» Saved data entries:
[start]
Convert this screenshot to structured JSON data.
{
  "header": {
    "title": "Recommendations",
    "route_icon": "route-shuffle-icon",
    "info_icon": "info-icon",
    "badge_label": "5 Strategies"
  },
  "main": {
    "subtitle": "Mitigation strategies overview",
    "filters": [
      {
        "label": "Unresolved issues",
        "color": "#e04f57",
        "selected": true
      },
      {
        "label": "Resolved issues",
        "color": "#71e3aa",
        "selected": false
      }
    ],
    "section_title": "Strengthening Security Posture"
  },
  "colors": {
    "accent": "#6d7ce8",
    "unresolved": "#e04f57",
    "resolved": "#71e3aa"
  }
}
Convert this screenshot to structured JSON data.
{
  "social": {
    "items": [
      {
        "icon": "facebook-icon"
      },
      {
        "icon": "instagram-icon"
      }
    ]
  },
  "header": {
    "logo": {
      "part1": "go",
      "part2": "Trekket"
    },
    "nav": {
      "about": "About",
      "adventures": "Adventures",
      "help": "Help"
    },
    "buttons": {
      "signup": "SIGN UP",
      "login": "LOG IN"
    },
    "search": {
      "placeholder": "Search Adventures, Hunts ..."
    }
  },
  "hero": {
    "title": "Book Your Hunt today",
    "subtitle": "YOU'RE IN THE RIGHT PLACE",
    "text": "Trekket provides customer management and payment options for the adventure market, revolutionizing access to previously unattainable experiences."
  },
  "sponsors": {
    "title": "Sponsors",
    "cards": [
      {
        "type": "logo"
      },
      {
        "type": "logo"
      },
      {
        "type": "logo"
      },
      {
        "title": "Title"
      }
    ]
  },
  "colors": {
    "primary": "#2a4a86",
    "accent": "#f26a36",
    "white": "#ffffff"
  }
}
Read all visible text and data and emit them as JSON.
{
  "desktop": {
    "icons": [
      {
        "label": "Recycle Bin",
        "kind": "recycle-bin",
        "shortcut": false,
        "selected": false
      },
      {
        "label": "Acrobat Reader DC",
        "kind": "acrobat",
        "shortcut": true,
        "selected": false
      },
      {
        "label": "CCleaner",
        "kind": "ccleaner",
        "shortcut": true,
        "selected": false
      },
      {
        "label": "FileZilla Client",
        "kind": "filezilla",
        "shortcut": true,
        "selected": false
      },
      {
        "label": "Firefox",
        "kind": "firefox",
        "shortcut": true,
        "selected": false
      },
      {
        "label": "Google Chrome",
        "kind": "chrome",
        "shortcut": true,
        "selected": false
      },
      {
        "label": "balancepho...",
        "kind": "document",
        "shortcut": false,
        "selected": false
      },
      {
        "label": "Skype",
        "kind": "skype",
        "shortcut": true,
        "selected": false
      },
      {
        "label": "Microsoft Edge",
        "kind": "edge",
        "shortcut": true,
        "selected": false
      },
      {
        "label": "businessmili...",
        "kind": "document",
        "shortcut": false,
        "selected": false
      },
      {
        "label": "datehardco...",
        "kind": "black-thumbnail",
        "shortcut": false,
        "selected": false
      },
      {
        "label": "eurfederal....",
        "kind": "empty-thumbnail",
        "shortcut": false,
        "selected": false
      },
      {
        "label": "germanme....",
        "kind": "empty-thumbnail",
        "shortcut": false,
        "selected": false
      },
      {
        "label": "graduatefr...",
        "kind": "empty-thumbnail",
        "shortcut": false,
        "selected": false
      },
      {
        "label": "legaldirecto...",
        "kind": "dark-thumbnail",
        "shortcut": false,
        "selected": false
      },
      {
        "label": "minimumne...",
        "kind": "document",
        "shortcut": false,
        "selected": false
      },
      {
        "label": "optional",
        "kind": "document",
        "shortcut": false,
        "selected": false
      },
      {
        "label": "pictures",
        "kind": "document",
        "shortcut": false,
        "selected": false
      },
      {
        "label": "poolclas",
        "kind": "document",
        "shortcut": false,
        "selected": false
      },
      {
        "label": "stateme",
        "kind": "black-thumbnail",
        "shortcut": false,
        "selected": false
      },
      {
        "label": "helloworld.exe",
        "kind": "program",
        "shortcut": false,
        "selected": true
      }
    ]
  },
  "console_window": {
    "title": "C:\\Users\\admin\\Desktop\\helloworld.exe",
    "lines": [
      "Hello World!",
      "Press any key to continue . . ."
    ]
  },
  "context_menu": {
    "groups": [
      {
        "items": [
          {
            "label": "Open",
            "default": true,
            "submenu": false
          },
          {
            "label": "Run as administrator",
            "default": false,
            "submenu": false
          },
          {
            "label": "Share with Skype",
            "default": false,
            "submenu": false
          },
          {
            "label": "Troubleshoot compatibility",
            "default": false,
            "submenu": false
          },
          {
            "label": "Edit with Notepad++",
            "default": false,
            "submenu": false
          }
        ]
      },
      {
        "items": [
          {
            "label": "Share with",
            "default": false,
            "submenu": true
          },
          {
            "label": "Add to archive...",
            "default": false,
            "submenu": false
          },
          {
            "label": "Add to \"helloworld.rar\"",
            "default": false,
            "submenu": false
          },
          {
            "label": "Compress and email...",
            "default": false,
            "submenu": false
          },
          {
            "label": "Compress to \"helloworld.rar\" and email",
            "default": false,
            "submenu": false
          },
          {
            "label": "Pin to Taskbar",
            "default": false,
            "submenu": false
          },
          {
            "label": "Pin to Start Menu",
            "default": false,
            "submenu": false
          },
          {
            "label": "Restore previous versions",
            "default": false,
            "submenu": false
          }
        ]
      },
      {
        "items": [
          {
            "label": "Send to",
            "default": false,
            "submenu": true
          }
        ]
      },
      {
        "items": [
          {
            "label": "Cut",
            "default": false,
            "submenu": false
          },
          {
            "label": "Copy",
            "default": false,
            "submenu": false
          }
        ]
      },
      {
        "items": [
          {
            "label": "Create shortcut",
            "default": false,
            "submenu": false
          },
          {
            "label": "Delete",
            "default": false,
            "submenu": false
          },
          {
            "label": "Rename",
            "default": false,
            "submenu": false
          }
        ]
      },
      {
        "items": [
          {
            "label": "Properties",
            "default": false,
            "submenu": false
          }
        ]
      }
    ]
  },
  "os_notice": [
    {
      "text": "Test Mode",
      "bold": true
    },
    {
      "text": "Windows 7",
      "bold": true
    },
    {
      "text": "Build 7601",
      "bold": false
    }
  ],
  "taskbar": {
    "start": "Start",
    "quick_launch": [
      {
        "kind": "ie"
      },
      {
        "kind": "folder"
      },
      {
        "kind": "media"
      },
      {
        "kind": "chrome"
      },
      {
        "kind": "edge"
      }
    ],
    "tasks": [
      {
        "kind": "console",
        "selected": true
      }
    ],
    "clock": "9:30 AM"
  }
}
[end]
How many of the lines above hold the word "email"? Give only that number.

» THE RESULT: 2